------ SUPPLIED MATERIAL

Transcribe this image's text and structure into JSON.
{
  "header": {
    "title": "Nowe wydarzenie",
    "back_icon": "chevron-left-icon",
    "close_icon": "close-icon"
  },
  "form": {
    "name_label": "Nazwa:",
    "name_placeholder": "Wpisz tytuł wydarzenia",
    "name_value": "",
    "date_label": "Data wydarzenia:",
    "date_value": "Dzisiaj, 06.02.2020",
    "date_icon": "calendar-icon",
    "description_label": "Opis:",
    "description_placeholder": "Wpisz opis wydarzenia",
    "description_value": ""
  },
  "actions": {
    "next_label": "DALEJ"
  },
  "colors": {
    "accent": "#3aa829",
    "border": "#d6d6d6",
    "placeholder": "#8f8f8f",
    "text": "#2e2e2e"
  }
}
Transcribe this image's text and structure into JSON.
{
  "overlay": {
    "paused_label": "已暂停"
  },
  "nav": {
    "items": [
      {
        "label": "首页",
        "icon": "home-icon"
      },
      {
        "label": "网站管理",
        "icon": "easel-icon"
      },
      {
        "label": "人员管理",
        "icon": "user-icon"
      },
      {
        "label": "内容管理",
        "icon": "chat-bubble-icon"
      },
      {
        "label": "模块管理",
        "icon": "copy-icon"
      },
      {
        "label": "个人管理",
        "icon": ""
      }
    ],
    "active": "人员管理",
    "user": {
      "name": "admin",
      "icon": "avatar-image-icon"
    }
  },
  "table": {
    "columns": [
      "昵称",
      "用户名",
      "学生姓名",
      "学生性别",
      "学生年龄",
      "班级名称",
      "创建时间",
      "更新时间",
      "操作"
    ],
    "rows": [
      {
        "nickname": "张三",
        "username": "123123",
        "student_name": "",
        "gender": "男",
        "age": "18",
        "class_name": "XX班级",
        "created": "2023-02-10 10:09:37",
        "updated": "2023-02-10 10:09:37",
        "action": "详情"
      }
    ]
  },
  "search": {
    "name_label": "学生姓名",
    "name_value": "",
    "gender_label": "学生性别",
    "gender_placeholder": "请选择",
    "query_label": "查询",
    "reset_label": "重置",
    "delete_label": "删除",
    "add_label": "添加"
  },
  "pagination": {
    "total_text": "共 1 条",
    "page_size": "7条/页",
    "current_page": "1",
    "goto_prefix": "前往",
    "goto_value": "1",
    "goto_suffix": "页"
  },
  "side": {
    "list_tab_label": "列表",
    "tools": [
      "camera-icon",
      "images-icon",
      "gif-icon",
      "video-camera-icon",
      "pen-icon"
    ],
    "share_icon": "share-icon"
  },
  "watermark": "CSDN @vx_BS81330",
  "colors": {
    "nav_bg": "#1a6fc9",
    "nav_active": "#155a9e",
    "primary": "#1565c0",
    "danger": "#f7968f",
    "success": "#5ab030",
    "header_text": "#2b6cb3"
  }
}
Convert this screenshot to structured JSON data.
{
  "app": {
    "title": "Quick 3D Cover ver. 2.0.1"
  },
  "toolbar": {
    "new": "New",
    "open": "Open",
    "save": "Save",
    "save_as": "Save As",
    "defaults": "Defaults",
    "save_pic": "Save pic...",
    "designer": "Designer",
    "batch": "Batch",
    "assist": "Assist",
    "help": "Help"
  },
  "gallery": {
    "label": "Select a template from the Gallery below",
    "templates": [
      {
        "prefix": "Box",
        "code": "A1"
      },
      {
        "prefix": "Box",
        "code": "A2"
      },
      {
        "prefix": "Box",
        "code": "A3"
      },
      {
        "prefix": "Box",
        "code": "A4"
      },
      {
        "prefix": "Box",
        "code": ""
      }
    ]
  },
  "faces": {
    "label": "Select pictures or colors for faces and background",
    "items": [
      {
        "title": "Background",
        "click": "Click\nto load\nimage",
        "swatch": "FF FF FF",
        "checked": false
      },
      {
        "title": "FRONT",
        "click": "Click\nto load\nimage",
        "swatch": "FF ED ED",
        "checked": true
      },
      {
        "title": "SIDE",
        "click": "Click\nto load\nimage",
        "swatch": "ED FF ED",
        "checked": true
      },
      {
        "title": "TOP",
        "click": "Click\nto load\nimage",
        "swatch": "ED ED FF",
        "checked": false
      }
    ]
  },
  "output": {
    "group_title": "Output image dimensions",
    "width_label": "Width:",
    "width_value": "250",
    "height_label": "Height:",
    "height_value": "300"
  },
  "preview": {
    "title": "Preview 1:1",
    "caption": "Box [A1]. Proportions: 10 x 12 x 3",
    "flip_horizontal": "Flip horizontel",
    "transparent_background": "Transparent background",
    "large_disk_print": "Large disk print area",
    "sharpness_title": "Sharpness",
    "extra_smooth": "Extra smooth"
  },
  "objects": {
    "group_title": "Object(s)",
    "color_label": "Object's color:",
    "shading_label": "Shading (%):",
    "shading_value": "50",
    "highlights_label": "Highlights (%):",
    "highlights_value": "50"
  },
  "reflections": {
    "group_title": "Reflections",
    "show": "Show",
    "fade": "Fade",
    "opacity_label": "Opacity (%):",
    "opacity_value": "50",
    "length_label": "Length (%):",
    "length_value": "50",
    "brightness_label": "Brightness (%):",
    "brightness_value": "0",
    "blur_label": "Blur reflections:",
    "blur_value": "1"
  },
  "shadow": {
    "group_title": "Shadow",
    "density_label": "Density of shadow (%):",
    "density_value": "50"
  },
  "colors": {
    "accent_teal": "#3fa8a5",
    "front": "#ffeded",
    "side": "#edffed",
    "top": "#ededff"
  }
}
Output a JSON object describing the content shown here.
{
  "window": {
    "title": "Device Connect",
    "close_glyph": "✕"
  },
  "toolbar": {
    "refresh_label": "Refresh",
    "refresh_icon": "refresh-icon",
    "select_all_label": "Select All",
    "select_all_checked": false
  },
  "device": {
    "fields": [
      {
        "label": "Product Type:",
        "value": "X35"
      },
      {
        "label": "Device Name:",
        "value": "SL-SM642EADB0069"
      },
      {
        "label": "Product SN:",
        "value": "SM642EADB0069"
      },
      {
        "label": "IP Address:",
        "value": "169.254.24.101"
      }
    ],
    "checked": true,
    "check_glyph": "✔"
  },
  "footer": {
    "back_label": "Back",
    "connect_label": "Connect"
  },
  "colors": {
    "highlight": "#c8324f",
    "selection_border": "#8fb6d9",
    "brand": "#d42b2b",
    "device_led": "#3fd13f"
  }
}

------------

■ EXERCISE PROMPT
Print the material verbatim, all of it.

■ RESULT OF THIS TASK
Transcribe this image's text and structure into JSON.
{
  "header": {
    "title": "Nowe wydarzenie",
    "back_icon": "chevron-left-icon",
    "close_icon": "close-icon"
  },
  "form": {
    "name_label": "Nazwa:",
    "name_placeholder": "Wpisz tytuł wydarzenia",
    "name_value": "",
    "date_label": "Data wydarzenia:",
    "date_value": "Dzisiaj, 06.02.2020",
    "date_icon": "calendar-icon",
    "description_label": "Opis:",
    "description_placeholder": "Wpisz opis wydarzenia",
    "description_value": ""
  },
  "actions": {
    "next_label": "DALEJ"
  },
  "colors": {
    "accent": "#3aa829",
    "border": "#d6d6d6",
    "placeholder": "#8f8f8f",
    "text": "#2e2e2e"
  }
}
Transcribe this image's text and structure into JSON.
{
  "overlay": {
    "paused_label": "已暂停"
  },
  "nav": {
    "items": [
      {
        "label": "首页",
        "icon": "home-icon"
      },
      {
        "label": "网站管理",
        "icon": "easel-icon"
      },
      {
        "label": "人员管理",
        "icon": "user-icon"
      },
      {
        "label": "内容管理",
        "icon": "chat-bubble-icon"
      },
      {
        "label": "模块管理",
        "icon": "copy-icon"
      },
      {
        "label": "个人管理",
        "icon": ""
      }
    ],
    "active": "人员管理",
    "user": {
      "name": "admin",
      "icon": "avatar-image-icon"
    }
  },
  "table": {
    "columns": [
      "昵称",
      "用户名",
      "学生姓名",
      "学生性别",
      "学生年龄",
      "班级名称",
      "创建时间",
      "更新时间",
      "操作"
    ],
    "rows": [
      {
        "nickname": "张三",
        "username": "123123",
        "student_name": "",
        "gender": "男",
        "age": "18",
        "class_name": "XX班级",
        "created": "2023-02-10 10:09:37",
        "updated": "2023-02-10 10:09:37",
        "action": "详情"
      }
    ]
  },
  "search": {
    "name_label": "学生姓名",
    "name_value": "",
    "gender_label": "学生性别",
    "gender_placeholder": "请选择",
    "query_label": "查询",
    "reset_label": "重置",
    "delete_label": "删除",
    "add_label": "添加"
  },
  "pagination": {
    "total_text": "共 1 条",
    "page_size": "7条/页",
    "current_page": "1",
    "goto_prefix": "前往",
    "goto_value": "1",
    "goto_suffix": "页"
  },
  "side": {
    "list_tab_label": "列表",
    "tools": [
      "camera-icon",
      "images-icon",
      "gif-icon",
      "video-camera-icon",
      "pen-icon"
    ],
    "share_icon": "share-icon"
  },
  "watermark": "CSDN @vx_BS81330",
  "colors": {
    "nav_bg": "#1a6fc9",
    "nav_active": "#155a9e",
    "primary": "#1565c0",
    "danger": "#f7968f",
    "success": "#5ab030",
    "header_text": "#2b6cb3"
  }
}
Convert this screenshot to structured JSON data.
{
  "app": {
    "title": "Quick 3D Cover ver. 2.0.1"
  },
  "toolbar": {
    "new": "New",
    "open": "Open",
    "save": "Save",
    "save_as": "Save As",
    "defaults": "Defaults",
    "save_pic": "Save pic...",
    "designer": "Designer",
    "batch": "Batch",
    "assist": "Assist",
    "help": "Help"
  },
  "gallery": {
    "label": "Select a template from the Gallery below",
    "templates": [
      {
        "prefix": "Box",
        "code": "A1"
      },
      {
        "prefix": "Box",
        "code": "A2"
      },
      {
        "prefix": "Box",
        "code": "A3"
      },
      {
        "prefix": "Box",
        "code": "A4"
      },
      {
        "prefix": "Box",
        "code": ""
      }
    ]
  },
  "faces": {
    "label": "Select pictures or colors for faces and background",
    "items": [
      {
        "title": "Background",
        "click": "Click\nto load\nimage",
        "swatch": "FF FF FF",
        "checked": false
      },
      {
        "title": "FRONT",
        "click": "Click\nto load\nimage",
        "swatch": "FF ED ED",
        "checked": true
      },
      {
        "title": "SIDE",
        "click": "Click\nto load\nimage",
        "swatch": "ED FF ED",
        "checked": true
      },
      {
        "title": "TOP",
        "click": "Click\nto load\nimage",
        "swatch": "ED ED FF",
        "checked": false
      }
    ]
  },
  "output": {
    "group_title": "Output image dimensions",
    "width_label": "Width:",
    "width_value": "250",
    "height_label": "Height:",
    "height_value": "300"
  },
  "preview": {
    "title": "Preview 1:1",
    "caption": "Box [A1]. Proportions: 10 x 12 x 3",
    "flip_horizontal": "Flip horizontel",
    "transparent_background": "Transparent background",
    "large_disk_print": "Large disk print area",
    "sharpness_title": "Sharpness",
    "extra_smooth": "Extra smooth"
  },
  "objects": {
    "group_title": "Object(s)",
    "color_label": "Object's color:",
    "shading_label": "Shading (%):",
    "shading_value": "50",
    "highlights_label": "Highlights (%):",
    "highlights_value": "50"
  },
  "reflections": {
    "group_title": "Reflections",
    "show": "Show",
    "fade": "Fade",
    "opacity_label": "Opacity (%):",
    "opacity_value": "50",
    "length_label": "Length (%):",
    "length_value": "50",
    "brightness_label": "Brightness (%):",
    "brightness_value": "0",
    "blur_label": "Blur reflections:",
    "blur_value": "1"
  },
  "shadow": {
    "group_title": "Shadow",
    "density_label": "Density of shadow (%):",
    "density_value": "50"
  },
  "colors": {
    "accent_teal": "#3fa8a5",
    "front": "#ffeded",
    "side": "#edffed",
    "top": "#ededff"
  }
}
Output a JSON object describing the content shown here.
{
  "window": {
    "title": "Device Connect",
    "close_glyph": "✕"
  },
  "toolbar": {
    "refresh_label": "Refresh",
    "refresh_icon": "refresh-icon",
    "select_all_label": "Select All",
    "select_all_checked": false
  },
  "device": {
    "fields": [
      {
        "label": "Product Type:",
        "value": "X35"
      },
      {
        "label": "Device Name:",
        "value": "SL-SM642EADB0069"
      },
      {
        "label": "Product SN:",
        "value": "SM642EADB0069"
      },
      {
        "label": "IP Address:",
        "value": "169.254.24.101"
      }
    ],
    "checked": true,
    "check_glyph": "✔"
  },
  "footer": {
    "back_label": "Back",
    "connect_label": "Connect"
  },
  "colors": {
    "highlight": "#c8324f",
    "selection_border": "#8fb6d9",
    "brand": "#d42b2b",
    "device_led": "#3fd13f"
  }
}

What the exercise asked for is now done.